# Supplied data:
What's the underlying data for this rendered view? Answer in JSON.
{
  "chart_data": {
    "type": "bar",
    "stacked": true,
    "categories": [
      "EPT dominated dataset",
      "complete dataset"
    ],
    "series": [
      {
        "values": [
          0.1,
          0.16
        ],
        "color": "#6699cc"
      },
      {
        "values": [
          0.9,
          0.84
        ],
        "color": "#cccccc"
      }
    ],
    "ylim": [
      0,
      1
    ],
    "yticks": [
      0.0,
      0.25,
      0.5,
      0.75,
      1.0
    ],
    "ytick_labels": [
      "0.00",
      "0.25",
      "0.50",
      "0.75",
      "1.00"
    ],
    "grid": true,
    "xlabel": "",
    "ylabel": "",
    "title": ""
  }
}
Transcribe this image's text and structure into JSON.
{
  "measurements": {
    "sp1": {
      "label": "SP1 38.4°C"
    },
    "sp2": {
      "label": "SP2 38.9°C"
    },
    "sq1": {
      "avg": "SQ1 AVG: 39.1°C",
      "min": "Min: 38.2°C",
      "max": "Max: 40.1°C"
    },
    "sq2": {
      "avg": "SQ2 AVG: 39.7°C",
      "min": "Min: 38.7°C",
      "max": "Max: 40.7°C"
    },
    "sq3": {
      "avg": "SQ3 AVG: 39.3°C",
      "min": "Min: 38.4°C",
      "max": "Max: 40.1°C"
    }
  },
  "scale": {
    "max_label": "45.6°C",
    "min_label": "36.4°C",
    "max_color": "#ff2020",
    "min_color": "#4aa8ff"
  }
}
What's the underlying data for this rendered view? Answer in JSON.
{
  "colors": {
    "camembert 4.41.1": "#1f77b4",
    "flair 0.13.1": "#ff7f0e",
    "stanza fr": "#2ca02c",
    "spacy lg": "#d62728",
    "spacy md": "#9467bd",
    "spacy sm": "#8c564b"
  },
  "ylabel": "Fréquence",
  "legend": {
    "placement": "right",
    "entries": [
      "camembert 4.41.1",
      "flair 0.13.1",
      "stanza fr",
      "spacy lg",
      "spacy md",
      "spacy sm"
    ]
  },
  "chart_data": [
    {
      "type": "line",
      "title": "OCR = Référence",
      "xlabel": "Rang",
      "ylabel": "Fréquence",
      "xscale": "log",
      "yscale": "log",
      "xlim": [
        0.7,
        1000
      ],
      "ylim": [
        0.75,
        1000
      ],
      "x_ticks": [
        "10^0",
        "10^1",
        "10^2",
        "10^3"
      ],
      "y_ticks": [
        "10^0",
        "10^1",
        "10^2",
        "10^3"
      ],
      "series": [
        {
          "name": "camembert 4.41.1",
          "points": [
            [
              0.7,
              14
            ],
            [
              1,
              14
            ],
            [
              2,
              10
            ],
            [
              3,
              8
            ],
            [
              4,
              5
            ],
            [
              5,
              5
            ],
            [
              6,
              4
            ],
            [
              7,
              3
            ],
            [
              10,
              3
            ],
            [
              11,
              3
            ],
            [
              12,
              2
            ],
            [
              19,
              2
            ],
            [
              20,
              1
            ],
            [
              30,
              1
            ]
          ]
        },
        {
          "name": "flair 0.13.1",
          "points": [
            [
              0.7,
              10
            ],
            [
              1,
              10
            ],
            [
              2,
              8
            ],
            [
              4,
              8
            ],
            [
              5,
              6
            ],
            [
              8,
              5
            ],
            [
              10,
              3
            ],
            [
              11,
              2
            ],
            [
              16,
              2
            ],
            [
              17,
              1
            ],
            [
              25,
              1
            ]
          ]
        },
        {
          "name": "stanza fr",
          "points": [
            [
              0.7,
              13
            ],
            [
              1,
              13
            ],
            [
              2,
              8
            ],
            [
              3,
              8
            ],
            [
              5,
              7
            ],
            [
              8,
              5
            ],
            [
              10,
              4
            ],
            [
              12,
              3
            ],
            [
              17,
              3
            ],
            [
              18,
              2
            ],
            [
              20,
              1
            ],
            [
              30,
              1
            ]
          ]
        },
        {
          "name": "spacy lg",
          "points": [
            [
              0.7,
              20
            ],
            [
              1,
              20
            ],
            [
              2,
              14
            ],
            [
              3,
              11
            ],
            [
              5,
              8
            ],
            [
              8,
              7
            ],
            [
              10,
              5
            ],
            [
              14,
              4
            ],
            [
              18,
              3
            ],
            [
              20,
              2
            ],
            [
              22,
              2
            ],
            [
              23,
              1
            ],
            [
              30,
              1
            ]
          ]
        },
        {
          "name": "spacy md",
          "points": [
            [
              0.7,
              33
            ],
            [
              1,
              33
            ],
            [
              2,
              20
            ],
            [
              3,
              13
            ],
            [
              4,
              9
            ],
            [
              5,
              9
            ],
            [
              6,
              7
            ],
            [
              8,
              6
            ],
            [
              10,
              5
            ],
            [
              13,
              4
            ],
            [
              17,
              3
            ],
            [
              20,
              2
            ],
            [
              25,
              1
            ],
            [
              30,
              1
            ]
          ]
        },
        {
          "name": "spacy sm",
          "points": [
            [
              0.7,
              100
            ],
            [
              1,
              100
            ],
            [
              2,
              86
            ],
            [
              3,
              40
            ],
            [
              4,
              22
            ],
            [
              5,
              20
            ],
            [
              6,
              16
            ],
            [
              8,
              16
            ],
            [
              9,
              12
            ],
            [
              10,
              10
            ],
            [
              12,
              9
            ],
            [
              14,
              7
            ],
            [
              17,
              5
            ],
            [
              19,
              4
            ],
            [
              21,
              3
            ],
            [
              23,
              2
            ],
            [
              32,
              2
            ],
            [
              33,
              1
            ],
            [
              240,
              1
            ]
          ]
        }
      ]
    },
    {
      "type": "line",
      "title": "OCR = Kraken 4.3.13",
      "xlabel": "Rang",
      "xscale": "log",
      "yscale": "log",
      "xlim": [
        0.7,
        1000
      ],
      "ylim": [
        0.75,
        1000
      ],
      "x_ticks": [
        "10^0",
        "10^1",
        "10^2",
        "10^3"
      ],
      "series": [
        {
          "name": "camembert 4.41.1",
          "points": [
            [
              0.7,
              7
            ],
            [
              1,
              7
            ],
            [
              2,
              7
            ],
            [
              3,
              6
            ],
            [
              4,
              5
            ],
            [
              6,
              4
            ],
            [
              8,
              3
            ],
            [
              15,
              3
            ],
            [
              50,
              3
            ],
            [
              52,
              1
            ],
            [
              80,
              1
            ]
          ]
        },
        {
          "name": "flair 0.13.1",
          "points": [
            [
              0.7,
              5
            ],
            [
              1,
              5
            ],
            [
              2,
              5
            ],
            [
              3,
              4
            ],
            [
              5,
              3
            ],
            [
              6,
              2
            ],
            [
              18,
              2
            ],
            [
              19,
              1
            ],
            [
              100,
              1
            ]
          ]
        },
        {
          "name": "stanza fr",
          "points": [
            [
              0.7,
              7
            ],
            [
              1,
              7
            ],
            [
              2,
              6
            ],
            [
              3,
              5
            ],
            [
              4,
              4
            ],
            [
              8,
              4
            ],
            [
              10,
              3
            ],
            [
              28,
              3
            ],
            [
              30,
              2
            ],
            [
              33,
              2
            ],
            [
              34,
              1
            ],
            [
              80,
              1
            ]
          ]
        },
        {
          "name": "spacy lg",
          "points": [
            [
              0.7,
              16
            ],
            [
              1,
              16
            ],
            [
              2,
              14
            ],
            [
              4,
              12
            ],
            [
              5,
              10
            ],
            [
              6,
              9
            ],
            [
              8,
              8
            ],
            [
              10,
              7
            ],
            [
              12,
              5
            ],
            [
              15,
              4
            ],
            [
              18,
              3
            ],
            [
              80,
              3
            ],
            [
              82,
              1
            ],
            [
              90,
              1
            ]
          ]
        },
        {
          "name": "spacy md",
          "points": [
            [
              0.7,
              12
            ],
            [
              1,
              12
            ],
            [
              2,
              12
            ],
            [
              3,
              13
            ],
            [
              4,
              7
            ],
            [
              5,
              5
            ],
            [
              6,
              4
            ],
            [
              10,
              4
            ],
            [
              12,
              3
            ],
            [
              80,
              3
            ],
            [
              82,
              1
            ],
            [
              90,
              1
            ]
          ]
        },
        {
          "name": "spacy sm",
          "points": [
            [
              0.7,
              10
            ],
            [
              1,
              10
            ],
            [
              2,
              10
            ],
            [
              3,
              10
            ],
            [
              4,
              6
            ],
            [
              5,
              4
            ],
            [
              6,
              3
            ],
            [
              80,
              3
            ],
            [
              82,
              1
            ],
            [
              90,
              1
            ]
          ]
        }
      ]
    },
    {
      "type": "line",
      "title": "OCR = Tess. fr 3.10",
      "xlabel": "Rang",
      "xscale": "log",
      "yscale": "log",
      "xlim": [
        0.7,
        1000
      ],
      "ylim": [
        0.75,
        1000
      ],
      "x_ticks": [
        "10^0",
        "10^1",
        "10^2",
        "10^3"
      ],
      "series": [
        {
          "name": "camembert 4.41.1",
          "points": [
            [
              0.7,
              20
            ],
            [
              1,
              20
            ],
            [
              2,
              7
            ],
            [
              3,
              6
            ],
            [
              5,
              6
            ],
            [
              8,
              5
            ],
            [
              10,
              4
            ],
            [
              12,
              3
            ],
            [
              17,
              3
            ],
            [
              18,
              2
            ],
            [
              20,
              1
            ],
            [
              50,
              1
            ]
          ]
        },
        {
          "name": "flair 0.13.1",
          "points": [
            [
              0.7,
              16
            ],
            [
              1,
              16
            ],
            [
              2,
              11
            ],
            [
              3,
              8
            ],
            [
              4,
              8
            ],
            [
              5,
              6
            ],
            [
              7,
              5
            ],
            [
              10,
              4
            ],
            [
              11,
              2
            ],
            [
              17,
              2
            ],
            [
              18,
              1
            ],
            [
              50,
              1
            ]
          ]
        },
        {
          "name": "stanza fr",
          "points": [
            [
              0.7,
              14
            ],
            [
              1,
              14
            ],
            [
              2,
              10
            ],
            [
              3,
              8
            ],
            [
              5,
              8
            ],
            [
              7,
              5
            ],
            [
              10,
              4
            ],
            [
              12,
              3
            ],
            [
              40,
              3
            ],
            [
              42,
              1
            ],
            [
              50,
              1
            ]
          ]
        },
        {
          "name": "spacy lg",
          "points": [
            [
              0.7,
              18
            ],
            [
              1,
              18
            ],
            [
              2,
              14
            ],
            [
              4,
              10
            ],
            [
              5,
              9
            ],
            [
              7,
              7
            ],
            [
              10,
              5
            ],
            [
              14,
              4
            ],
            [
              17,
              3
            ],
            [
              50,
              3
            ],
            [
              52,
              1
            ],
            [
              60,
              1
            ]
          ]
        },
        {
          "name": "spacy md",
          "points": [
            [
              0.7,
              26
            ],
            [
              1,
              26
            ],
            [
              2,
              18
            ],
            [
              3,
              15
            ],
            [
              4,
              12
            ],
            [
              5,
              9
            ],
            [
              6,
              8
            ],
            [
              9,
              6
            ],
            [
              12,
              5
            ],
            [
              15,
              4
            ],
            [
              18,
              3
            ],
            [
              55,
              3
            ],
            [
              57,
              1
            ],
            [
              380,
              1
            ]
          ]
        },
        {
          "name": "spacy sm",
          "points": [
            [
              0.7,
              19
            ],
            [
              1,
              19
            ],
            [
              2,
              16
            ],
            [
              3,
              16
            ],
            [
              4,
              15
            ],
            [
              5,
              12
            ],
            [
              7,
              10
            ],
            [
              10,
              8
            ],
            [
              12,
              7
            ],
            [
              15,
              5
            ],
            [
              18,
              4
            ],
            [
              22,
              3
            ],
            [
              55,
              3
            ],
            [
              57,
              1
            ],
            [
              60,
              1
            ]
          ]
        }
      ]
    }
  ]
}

# Do this:
Reproduce each line of the entries in which the word "dataset" is found.

# Correct result:
      "EPT dominated dataset",
      "complete dataset"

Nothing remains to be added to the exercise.